Items listed in a dataset:
++++++++++

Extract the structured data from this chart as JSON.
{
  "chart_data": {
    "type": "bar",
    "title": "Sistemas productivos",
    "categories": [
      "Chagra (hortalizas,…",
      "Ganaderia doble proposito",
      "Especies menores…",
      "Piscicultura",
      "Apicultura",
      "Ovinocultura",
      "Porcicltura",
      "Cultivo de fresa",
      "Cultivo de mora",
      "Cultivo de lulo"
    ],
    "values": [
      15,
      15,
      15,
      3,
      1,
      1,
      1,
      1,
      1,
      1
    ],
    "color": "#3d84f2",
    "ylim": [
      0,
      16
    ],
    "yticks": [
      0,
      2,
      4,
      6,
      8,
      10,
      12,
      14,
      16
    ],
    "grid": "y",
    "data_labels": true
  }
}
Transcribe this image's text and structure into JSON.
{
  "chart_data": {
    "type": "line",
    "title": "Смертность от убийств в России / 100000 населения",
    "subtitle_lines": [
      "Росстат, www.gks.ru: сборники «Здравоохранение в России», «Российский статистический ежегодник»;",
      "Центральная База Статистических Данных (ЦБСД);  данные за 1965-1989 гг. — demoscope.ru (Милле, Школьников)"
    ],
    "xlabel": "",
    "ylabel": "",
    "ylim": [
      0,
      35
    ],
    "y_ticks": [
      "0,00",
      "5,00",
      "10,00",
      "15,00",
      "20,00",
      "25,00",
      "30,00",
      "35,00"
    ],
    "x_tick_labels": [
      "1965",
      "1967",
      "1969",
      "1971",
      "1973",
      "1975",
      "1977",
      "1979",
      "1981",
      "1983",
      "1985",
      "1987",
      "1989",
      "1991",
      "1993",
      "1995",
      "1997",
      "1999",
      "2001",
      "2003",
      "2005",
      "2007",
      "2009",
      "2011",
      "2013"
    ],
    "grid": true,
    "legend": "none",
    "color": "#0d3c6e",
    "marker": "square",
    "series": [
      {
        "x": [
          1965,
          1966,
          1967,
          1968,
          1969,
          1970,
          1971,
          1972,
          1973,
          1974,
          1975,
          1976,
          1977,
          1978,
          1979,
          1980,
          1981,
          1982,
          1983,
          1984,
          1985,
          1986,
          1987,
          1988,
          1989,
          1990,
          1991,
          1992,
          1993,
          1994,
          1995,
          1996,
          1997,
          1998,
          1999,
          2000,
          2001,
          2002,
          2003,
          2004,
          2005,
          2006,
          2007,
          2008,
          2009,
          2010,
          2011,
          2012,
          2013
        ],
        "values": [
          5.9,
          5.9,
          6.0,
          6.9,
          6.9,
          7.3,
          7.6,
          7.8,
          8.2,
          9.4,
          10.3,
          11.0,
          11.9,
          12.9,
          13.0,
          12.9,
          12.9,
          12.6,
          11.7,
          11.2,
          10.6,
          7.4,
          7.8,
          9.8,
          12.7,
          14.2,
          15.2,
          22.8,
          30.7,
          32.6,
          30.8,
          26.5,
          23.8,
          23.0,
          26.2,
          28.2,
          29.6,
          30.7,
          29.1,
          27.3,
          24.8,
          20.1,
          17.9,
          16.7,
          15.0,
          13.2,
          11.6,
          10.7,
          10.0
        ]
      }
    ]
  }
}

++++++++++

[What you need to do]
In the listing, find each line with the string "this" and copy it.

[Full solution]
Extract the structured data from this chart as JSON.
Transcribe this image's text and structure into JSON.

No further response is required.